#### THE REQUEST
Your task is to output the listing word for word, with pictures excluded.

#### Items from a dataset
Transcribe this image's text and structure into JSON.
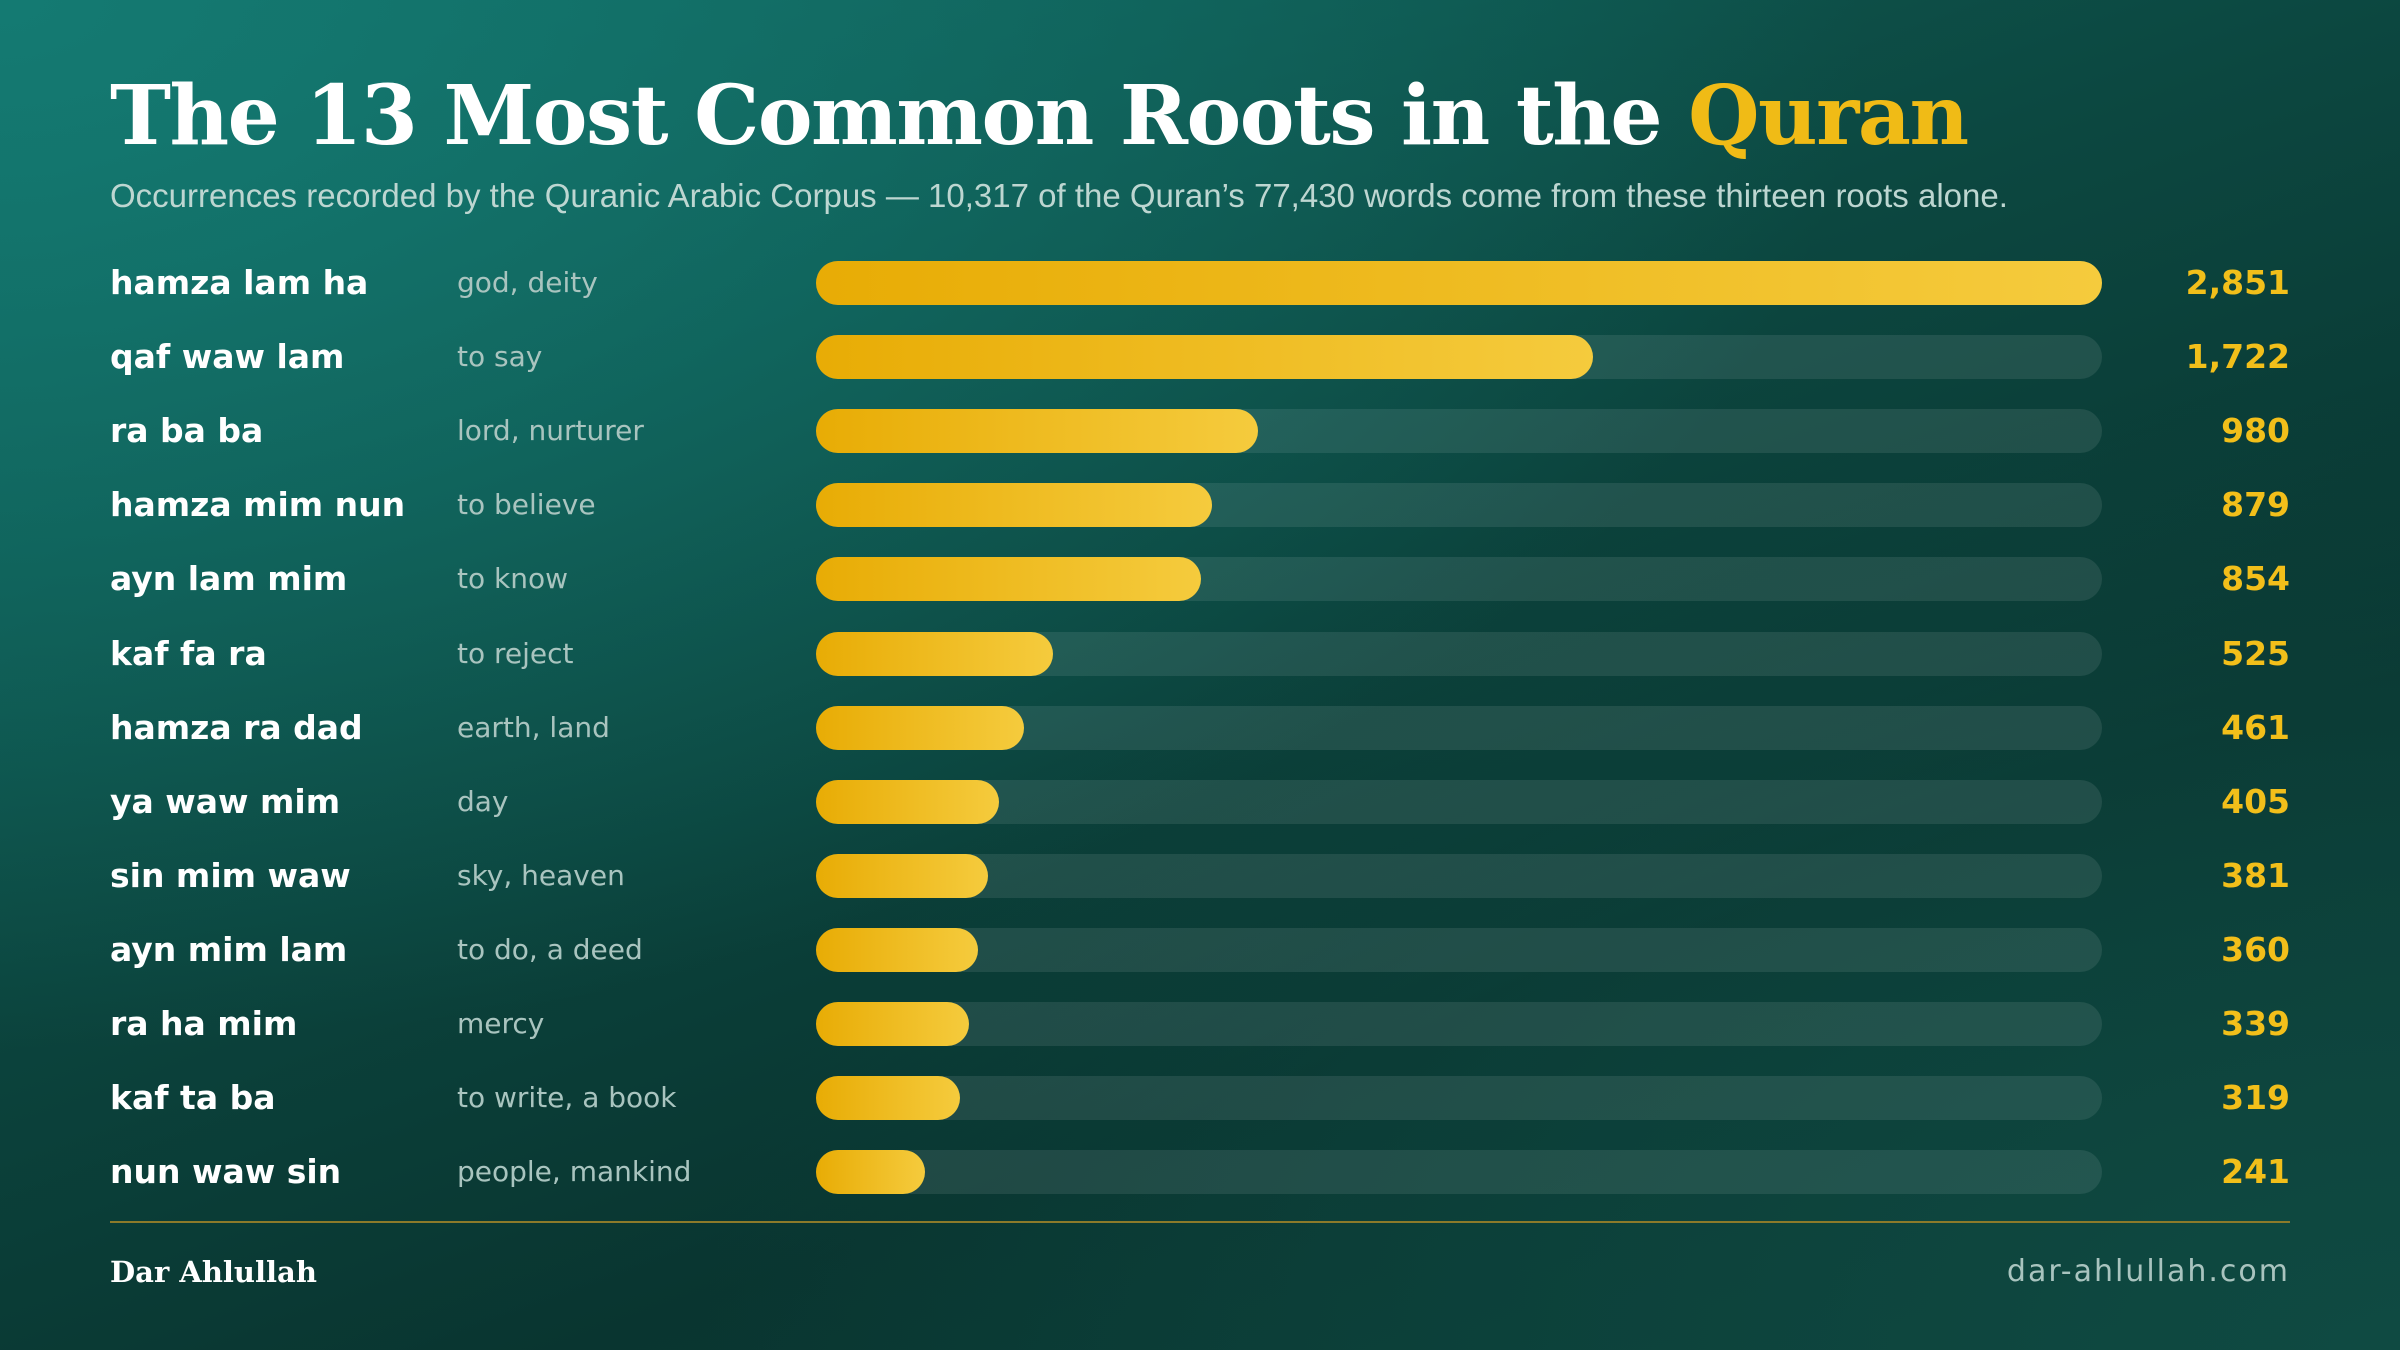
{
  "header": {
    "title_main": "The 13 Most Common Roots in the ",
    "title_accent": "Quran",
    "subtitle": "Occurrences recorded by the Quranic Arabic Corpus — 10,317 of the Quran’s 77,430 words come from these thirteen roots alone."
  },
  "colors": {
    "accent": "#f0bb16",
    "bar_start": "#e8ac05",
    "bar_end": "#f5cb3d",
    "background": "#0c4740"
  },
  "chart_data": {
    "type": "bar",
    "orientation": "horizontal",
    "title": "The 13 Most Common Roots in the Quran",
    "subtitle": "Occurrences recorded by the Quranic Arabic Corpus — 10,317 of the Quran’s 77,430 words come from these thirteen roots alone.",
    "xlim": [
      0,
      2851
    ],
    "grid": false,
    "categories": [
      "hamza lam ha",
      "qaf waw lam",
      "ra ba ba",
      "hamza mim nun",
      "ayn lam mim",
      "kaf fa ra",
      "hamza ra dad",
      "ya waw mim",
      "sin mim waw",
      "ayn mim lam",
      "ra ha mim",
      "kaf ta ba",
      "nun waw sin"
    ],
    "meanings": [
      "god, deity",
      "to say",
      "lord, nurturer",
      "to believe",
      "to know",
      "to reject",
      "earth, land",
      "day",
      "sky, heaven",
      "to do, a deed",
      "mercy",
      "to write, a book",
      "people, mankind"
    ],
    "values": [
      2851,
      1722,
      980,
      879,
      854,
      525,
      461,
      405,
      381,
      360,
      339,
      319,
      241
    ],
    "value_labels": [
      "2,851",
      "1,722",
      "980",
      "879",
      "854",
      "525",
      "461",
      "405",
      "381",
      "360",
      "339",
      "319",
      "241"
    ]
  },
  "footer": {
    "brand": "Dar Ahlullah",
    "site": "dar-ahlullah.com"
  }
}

#### RESPONSE TO THIS TASK
Transcribe this image's text and structure into JSON.
{
  "header": {
    "title_main": "The 13 Most Common Roots in the ",
    "title_accent": "Quran",
    "subtitle": "Occurrences recorded by the Quranic Arabic Corpus — 10,317 of the Quran’s 77,430 words come from these thirteen roots alone."
  },
  "colors": {
    "accent": "#f0bb16",
    "bar_start": "#e8ac05",
    "bar_end": "#f5cb3d",
    "background": "#0c4740"
  },
  "chart_data": {
    "type": "bar",
    "orientation": "horizontal",
    "title": "The 13 Most Common Roots in the Quran",
    "subtitle": "Occurrences recorded by the Quranic Arabic Corpus — 10,317 of the Quran’s 77,430 words come from these thirteen roots alone.",
    "xlim": [
      0,
      2851
    ],
    "grid": false,
    "categories": [
      "hamza lam ha",
      "qaf waw lam",
      "ra ba ba",
      "hamza mim nun",
      "ayn lam mim",
      "kaf fa ra",
      "hamza ra dad",
      "ya waw mim",
      "sin mim waw",
      "ayn mim lam",
      "ra ha mim",
      "kaf ta ba",
      "nun waw sin"
    ],
    "meanings": [
      "god, deity",
      "to say",
      "lord, nurturer",
      "to believe",
      "to know",
      "to reject",
      "earth, land",
      "day",
      "sky, heaven",
      "to do, a deed",
      "mercy",
      "to write, a book",
      "people, mankind"
    ],
    "values": [
      2851,
      1722,
      980,
      879,
      854,
      525,
      461,
      405,
      381,
      360,
      339,
      319,
      241
    ],
    "value_labels": [
      "2,851",
      "1,722",
      "980",
      "879",
      "854",
      "525",
      "461",
      "405",
      "381",
      "360",
      "339",
      "319",
      "241"
    ]
  },
  "footer": {
    "brand": "Dar Ahlullah",
    "site": "dar-ahlullah.com"
  }
}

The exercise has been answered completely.